■ Required task: Return the material below in full and exactly.

■ Records shown:
(begin)
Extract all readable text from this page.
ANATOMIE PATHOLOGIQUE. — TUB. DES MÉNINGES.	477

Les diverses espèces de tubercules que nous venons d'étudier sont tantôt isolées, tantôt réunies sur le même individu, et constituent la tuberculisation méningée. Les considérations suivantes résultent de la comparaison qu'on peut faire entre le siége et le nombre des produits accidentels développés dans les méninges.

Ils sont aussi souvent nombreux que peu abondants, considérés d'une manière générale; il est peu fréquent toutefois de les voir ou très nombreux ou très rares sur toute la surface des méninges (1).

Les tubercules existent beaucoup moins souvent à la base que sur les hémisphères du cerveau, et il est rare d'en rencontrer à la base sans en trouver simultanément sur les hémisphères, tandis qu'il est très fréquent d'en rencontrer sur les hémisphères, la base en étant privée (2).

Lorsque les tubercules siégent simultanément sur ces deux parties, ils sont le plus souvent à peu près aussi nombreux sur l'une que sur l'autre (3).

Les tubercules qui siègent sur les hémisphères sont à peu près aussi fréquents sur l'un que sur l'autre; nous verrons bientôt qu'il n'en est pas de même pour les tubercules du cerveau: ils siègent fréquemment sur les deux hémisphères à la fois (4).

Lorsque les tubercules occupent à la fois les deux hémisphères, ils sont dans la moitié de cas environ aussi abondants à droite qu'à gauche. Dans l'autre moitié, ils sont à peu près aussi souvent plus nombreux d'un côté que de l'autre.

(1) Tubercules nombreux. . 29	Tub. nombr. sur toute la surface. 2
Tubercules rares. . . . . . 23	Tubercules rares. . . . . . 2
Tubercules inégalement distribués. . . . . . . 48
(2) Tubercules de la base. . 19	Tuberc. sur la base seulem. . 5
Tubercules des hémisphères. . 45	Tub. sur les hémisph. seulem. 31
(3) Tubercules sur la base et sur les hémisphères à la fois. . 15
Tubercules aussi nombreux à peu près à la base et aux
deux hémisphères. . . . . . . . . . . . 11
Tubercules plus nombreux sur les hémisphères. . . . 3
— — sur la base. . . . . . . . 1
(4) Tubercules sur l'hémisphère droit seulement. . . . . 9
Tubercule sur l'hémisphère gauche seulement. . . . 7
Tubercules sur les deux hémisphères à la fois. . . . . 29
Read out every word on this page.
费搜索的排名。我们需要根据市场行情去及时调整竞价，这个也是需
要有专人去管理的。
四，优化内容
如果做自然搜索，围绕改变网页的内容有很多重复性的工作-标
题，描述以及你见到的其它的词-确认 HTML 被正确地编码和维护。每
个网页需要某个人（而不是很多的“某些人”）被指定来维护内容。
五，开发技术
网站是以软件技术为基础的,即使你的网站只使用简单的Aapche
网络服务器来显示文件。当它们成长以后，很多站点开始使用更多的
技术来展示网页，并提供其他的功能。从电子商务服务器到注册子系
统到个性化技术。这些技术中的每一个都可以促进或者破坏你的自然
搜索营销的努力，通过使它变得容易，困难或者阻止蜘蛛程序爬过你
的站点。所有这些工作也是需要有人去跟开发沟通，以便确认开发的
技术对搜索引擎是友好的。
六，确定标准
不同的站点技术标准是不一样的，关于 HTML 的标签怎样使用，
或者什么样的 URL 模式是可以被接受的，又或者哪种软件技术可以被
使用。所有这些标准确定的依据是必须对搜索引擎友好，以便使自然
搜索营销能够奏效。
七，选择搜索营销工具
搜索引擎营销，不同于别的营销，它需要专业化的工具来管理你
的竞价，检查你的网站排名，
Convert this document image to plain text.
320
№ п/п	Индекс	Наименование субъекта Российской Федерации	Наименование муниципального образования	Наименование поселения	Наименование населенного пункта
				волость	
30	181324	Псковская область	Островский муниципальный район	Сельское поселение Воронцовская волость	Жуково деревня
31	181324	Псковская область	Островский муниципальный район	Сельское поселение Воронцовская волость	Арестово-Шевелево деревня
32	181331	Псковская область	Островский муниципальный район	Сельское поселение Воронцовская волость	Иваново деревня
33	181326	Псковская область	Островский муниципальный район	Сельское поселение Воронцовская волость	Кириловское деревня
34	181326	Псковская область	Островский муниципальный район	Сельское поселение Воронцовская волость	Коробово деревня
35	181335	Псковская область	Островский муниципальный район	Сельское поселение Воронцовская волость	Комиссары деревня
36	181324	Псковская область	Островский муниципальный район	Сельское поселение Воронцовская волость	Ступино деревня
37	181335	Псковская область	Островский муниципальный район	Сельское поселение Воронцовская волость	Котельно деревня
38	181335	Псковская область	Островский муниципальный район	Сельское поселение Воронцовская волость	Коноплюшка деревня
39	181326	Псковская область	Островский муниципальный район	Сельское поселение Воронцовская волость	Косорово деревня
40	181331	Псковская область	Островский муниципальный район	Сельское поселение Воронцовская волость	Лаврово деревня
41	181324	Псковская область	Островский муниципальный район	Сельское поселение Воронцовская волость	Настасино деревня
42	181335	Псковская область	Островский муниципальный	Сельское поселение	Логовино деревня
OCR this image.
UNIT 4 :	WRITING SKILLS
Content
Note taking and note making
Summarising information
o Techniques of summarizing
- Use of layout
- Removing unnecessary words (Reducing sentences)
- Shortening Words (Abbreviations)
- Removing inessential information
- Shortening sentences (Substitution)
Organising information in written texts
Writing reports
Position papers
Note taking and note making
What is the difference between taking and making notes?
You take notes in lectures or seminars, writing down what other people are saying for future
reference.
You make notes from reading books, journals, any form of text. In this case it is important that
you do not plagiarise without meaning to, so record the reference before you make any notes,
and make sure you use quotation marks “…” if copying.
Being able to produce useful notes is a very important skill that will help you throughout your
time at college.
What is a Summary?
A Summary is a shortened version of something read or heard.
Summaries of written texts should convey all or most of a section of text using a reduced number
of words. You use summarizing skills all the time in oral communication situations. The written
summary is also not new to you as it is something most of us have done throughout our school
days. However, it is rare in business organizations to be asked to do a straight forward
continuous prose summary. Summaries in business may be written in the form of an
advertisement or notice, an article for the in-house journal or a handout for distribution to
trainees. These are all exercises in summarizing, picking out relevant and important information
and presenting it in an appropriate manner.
(end)
■ Task solution:
Extract all readable text from this page.
ANATOMIE PATHOLOGIQUE. — TUB. DES MÉNINGES.	477

Les diverses espèces de tubercules que nous venons d'étudier sont tantôt isolées, tantôt réunies sur le même individu, et constituent la tuberculisation méningée. Les considérations suivantes résultent de la comparaison qu'on peut faire entre le siége et le nombre des produits accidentels développés dans les méninges.

Ils sont aussi souvent nombreux que peu abondants, considérés d'une manière générale; il est peu fréquent toutefois de les voir ou très nombreux ou très rares sur toute la surface des méninges (1).

Les tubercules existent beaucoup moins souvent à la base que sur les hémisphères du cerveau, et il est rare d'en rencontrer à la base sans en trouver simultanément sur les hémisphères, tandis qu'il est très fréquent d'en rencontrer sur les hémisphères, la base en étant privée (2).

Lorsque les tubercules siégent simultanément sur ces deux parties, ils sont le plus souvent à peu près aussi nombreux sur l'une que sur l'autre (3).

Les tubercules qui siègent sur les hémisphères sont à peu près aussi fréquents sur l'un que sur l'autre; nous verrons bientôt qu'il n'en est pas de même pour les tubercules du cerveau: ils siègent fréquemment sur les deux hémisphères à la fois (4).

Lorsque les tubercules occupent à la fois les deux hémisphères, ils sont dans la moitié de cas environ aussi abondants à droite qu'à gauche. Dans l'autre moitié, ils sont à peu près aussi souvent plus nombreux d'un côté que de l'autre.

(1) Tubercules nombreux. . 29	Tub. nombr. sur toute la surface. 2
Tubercules rares. . . . . . 23	Tubercules rares. . . . . . 2
Tubercules inégalement distribués. . . . . . . 48
(2) Tubercules de la base. . 19	Tuberc. sur la base seulem. . 5
Tubercules des hémisphères. . 45	Tub. sur les hémisph. seulem. 31
(3) Tubercules sur la base et sur les hémisphères à la fois. . 15
Tubercules aussi nombreux à peu près à la base et aux
deux hémisphères. . . . . . . . . . . . 11
Tubercules plus nombreux sur les hémisphères. . . . 3
— — sur la base. . . . . . . . 1
(4) Tubercules sur l'hémisphère droit seulement. . . . . 9
Tubercule sur l'hémisphère gauche seulement. . . . 7
Tubercules sur les deux hémisphères à la fois. . . . . 29
Read out every word on this page.
费搜索的排名。我们需要根据市场行情去及时调整竞价，这个也是需
要有专人去管理的。
四，优化内容
如果做自然搜索，围绕改变网页的内容有很多重复性的工作-标
题，描述以及你见到的其它的词-确认 HTML 被正确地编码和维护。每
个网页需要某个人（而不是很多的“某些人”）被指定来维护内容。
五，开发技术
网站是以软件技术为基础的,即使你的网站只使用简单的Aapche
网络服务器来显示文件。当它们成长以后，很多站点开始使用更多的
技术来展示网页，并提供其他的功能。从电子商务服务器到注册子系
统到个性化技术。这些技术中的每一个都可以促进或者破坏你的自然
搜索营销的努力，通过使它变得容易，困难或者阻止蜘蛛程序爬过你
的站点。所有这些工作也是需要有人去跟开发沟通，以便确认开发的
技术对搜索引擎是友好的。
六，确定标准
不同的站点技术标准是不一样的，关于 HTML 的标签怎样使用，
或者什么样的 URL 模式是可以被接受的，又或者哪种软件技术可以被
使用。所有这些标准确定的依据是必须对搜索引擎友好，以便使自然
搜索营销能够奏效。
七，选择搜索营销工具
搜索引擎营销，不同于别的营销，它需要专业化的工具来管理你
的竞价，检查你的网站排名，
Convert this document image to plain text.
320
№ п/п	Индекс	Наименование субъекта Российской Федерации	Наименование муниципального образования	Наименование поселения	Наименование населенного пункта
				волость	
30	181324	Псковская область	Островский муниципальный район	Сельское поселение Воронцовская волость	Жуково деревня
31	181324	Псковская область	Островский муниципальный район	Сельское поселение Воронцовская волость	Арестово-Шевелево деревня
32	181331	Псковская область	Островский муниципальный район	Сельское поселение Воронцовская волость	Иваново деревня
33	181326	Псковская область	Островский муниципальный район	Сельское поселение Воронцовская волость	Кириловское деревня
34	181326	Псковская область	Островский муниципальный район	Сельское поселение Воронцовская волость	Коробово деревня
35	181335	Псковская область	Островский муниципальный район	Сельское поселение Воронцовская волость	Комиссары деревня
36	181324	Псковская область	Островский муниципальный район	Сельское поселение Воронцовская волость	Ступино деревня
37	181335	Псковская область	Островский муниципальный район	Сельское поселение Воронцовская волость	Котельно деревня
38	181335	Псковская область	Островский муниципальный район	Сельское поселение Воронцовская волость	Коноплюшка деревня
39	181326	Псковская область	Островский муниципальный район	Сельское поселение Воронцовская волость	Косорово деревня
40	181331	Псковская область	Островский муниципальный район	Сельское поселение Воронцовская волость	Лаврово деревня
41	181324	Псковская область	Островский муниципальный район	Сельское поселение Воронцовская волость	Настасино деревня
42	181335	Псковская область	Островский муниципальный	Сельское поселение	Логовино деревня
OCR this image.
UNIT 4 :	WRITING SKILLS
Content
Note taking and note making
Summarising information
o Techniques of summarizing
- Use of layout
- Removing unnecessary words (Reducing sentences)
- Shortening Words (Abbreviations)
- Removing inessential information
- Shortening sentences (Substitution)
Organising information in written texts
Writing reports
Position papers
Note taking and note making
What is the difference between taking and making notes?
You take notes in lectures or seminars, writing down what other people are saying for future
reference.
You make notes from reading books, journals, any form of text. In this case it is important that
you do not plagiarise without meaning to, so record the reference before you make any notes,
and make sure you use quotation marks “…” if copying.
Being able to produce useful notes is a very important skill that will help you throughout your
time at college.
What is a Summary?
A Summary is a shortened version of something read or heard.
Summaries of written texts should convey all or most of a section of text using a reduced number
of words. You use summarizing skills all the time in oral communication situations. The written
summary is also not new to you as it is something most of us have done throughout our school
days. However, it is rare in business organizations to be asked to do a straight forward
continuous prose summary. Summaries in business may be written in the form of an
advertisement or notice, an article for the in-house journal or a handout for distribution to
trainees. These are all exercises in summarizing, picking out relevant and important information
and presenting it in an appropriate manner.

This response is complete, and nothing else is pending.